[Extracted data entries]
* Start *

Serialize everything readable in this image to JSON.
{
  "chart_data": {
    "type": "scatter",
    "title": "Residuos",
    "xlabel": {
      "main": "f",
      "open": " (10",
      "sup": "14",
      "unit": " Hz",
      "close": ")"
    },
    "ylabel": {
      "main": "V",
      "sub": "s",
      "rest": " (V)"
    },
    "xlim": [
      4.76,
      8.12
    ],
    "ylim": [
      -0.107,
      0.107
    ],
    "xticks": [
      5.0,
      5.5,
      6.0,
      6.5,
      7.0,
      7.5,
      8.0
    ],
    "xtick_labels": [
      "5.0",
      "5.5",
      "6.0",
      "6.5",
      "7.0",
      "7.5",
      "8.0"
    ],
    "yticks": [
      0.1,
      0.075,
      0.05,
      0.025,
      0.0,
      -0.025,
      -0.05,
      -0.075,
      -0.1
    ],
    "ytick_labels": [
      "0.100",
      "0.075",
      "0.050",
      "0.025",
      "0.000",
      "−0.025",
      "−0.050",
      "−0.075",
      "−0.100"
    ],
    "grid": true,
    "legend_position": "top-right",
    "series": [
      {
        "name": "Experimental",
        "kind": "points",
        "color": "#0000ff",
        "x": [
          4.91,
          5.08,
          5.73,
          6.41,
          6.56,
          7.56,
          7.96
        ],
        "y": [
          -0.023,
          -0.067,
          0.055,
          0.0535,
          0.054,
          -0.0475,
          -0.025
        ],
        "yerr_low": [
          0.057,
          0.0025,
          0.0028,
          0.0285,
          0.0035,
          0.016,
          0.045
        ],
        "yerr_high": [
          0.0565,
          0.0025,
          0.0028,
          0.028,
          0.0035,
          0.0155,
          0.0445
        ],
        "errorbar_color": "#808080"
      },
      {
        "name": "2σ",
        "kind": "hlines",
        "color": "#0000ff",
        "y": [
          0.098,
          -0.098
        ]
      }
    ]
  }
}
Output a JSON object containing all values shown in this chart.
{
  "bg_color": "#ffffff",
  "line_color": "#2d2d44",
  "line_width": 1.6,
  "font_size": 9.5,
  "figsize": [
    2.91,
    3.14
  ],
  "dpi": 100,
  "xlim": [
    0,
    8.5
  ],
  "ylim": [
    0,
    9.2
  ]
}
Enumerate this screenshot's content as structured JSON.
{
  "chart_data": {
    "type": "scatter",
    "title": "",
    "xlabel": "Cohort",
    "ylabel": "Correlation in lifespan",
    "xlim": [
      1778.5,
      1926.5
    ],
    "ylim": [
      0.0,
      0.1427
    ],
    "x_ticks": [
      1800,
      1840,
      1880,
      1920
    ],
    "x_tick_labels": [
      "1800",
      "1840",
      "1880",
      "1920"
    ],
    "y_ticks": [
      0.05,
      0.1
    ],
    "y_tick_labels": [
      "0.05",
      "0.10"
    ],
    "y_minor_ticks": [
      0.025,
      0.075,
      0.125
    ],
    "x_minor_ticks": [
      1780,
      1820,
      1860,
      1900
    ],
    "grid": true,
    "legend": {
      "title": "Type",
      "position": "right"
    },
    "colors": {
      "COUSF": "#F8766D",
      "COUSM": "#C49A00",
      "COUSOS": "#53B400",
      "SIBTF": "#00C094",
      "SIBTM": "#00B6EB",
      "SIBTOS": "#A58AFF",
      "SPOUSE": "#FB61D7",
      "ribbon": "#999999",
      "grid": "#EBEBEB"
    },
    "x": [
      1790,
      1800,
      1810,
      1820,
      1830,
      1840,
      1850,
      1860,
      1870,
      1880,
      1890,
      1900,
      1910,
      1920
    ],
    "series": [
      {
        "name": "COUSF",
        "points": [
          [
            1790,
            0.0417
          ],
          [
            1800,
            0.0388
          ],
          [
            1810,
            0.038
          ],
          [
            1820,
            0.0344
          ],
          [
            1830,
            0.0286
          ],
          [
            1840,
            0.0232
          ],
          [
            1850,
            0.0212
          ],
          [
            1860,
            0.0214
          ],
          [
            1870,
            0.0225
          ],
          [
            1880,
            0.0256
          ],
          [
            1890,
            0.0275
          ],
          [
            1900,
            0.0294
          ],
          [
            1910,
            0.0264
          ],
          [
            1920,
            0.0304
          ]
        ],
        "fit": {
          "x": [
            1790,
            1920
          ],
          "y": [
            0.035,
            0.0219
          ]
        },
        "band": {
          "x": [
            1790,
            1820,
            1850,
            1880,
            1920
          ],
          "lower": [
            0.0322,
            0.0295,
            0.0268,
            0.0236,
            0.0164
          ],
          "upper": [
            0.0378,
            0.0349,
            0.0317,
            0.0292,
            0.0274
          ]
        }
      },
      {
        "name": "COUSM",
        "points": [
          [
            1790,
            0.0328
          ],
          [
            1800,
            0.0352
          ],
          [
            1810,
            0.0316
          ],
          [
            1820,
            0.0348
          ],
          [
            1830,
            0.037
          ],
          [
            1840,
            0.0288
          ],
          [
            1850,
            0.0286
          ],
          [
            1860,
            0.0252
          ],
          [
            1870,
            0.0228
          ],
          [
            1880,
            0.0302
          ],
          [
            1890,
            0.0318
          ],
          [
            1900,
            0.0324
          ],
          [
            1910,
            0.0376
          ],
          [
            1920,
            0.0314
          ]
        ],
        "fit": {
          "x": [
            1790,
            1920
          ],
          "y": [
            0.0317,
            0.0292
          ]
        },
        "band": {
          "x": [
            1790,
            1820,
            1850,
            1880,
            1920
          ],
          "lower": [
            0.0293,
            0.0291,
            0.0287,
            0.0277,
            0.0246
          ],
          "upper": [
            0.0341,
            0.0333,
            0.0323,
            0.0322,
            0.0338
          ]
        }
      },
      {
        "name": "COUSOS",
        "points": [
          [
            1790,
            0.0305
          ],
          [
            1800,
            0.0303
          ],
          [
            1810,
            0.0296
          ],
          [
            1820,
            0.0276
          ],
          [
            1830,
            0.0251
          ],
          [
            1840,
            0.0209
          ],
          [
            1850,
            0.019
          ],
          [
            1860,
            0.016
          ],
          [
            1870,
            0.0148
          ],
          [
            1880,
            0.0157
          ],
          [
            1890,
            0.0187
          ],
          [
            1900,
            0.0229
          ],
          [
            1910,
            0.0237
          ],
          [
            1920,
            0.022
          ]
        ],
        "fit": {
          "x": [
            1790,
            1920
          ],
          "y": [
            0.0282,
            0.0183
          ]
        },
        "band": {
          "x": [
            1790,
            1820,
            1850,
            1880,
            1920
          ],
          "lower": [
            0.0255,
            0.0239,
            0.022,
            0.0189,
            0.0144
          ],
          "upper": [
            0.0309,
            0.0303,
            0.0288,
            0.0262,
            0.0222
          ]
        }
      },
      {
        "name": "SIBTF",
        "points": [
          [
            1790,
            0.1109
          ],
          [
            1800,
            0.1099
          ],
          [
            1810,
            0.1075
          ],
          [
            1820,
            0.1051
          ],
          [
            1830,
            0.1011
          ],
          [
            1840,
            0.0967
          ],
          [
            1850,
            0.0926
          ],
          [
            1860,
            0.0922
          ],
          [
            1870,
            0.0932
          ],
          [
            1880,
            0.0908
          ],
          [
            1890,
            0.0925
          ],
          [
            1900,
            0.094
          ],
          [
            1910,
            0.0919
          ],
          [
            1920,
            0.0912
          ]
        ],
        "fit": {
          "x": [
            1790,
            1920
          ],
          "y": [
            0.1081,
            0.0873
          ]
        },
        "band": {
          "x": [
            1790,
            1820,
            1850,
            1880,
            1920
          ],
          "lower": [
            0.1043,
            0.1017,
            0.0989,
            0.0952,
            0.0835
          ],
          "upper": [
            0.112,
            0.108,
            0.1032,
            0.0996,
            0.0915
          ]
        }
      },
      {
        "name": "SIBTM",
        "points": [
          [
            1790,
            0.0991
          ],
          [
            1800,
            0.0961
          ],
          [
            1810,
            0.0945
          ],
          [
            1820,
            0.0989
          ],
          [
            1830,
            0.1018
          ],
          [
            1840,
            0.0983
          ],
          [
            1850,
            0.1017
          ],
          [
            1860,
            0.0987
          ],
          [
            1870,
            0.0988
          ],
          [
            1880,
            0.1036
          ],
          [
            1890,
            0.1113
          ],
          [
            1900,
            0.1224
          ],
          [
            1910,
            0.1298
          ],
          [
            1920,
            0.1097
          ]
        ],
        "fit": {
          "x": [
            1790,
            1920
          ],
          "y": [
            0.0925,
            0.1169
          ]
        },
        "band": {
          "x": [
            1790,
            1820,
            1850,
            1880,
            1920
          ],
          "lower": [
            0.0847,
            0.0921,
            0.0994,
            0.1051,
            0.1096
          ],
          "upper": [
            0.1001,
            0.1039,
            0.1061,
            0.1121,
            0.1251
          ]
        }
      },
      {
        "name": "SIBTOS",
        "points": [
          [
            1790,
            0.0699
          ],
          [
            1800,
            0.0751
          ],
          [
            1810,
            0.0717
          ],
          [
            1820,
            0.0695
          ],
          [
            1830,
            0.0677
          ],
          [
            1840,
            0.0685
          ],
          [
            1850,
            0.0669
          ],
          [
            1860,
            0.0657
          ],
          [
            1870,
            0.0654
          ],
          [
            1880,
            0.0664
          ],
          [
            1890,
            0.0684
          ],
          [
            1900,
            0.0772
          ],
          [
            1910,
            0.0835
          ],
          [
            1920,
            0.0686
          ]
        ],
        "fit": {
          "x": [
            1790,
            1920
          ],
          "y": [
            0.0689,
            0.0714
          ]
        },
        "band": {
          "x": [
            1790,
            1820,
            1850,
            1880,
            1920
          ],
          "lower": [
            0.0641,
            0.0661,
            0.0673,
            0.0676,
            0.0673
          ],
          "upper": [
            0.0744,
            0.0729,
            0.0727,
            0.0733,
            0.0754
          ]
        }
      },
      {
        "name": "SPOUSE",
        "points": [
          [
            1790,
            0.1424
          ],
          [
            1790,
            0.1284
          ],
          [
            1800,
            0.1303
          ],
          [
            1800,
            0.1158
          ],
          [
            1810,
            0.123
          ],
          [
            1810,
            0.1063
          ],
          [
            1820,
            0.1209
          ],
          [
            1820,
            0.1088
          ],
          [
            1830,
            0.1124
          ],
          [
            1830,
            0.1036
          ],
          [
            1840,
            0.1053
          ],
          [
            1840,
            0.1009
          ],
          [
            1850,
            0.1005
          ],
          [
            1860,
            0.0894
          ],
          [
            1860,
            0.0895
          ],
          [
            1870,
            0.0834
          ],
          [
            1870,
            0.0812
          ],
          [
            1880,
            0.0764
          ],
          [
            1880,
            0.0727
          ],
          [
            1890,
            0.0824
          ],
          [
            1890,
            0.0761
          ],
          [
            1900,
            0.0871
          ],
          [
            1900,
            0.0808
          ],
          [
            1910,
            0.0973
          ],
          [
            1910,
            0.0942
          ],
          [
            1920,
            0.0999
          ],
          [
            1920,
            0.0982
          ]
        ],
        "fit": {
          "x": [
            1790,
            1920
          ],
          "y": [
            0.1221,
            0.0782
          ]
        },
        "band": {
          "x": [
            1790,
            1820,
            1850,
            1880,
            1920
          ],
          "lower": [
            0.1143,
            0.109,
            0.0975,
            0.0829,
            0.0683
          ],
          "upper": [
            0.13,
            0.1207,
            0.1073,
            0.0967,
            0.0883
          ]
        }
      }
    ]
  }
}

* End *

Stated problem:
List all lines above in which the string "ylabel" appears.

Solution:
    "ylabel": {
    "ylabel": "Correlation in lifespan",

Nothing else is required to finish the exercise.